To do — Copy every line in the records below that contains the word "diingat".

== Information provided

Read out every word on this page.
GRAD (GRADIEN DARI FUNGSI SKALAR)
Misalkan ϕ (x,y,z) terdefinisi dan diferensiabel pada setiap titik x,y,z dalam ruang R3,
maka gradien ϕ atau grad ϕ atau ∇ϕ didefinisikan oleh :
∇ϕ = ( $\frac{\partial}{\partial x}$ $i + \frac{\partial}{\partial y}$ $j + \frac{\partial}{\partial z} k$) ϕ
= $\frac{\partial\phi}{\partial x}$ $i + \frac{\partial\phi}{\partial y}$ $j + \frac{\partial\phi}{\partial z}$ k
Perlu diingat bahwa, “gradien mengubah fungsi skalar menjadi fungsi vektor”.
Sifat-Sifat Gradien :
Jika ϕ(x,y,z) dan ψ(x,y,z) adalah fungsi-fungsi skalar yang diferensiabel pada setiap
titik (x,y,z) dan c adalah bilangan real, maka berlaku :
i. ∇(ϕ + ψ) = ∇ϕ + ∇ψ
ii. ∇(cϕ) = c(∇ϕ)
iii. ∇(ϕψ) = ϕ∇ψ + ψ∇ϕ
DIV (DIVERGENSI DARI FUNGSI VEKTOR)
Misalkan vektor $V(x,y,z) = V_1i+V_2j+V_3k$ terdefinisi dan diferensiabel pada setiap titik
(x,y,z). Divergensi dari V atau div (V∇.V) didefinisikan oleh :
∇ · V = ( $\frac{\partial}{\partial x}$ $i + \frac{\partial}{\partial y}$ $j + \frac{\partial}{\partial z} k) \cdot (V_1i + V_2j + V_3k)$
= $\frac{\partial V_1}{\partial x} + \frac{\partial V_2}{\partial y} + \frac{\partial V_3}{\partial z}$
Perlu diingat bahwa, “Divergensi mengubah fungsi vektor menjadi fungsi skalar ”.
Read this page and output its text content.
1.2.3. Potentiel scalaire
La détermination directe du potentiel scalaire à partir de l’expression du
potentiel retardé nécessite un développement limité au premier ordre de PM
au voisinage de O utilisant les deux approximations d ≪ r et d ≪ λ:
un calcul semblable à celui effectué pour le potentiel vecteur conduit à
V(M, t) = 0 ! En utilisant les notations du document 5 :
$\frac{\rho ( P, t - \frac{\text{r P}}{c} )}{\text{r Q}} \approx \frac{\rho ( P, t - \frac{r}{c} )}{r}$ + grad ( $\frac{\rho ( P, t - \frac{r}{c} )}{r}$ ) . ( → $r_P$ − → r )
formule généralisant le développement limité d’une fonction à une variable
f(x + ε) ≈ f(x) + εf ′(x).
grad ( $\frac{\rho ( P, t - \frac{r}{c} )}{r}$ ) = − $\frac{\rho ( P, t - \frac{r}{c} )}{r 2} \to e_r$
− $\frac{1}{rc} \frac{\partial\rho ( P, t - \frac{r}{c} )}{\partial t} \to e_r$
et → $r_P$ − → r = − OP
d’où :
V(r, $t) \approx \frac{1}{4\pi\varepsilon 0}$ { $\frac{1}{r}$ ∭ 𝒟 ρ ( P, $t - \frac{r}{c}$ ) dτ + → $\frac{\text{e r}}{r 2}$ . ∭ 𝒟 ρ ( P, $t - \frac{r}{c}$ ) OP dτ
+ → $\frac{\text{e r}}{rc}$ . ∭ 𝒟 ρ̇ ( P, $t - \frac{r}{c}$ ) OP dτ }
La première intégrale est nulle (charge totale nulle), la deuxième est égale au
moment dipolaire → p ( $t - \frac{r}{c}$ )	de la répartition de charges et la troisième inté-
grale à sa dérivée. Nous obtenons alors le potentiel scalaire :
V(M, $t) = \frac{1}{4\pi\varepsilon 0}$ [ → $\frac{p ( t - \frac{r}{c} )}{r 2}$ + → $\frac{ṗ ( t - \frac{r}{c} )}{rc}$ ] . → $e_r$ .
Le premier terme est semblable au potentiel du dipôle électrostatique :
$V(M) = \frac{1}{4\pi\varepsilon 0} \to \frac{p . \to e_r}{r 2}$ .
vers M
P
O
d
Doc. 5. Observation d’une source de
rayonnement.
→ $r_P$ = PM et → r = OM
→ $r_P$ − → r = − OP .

====

Result for this exercise —
Perlu diingat bahwa, “gradien mengubah fungsi skalar menjadi fungsi vektor”.
Perlu diingat bahwa, “Divergensi mengubah fungsi vektor menjadi fungsi skalar ”.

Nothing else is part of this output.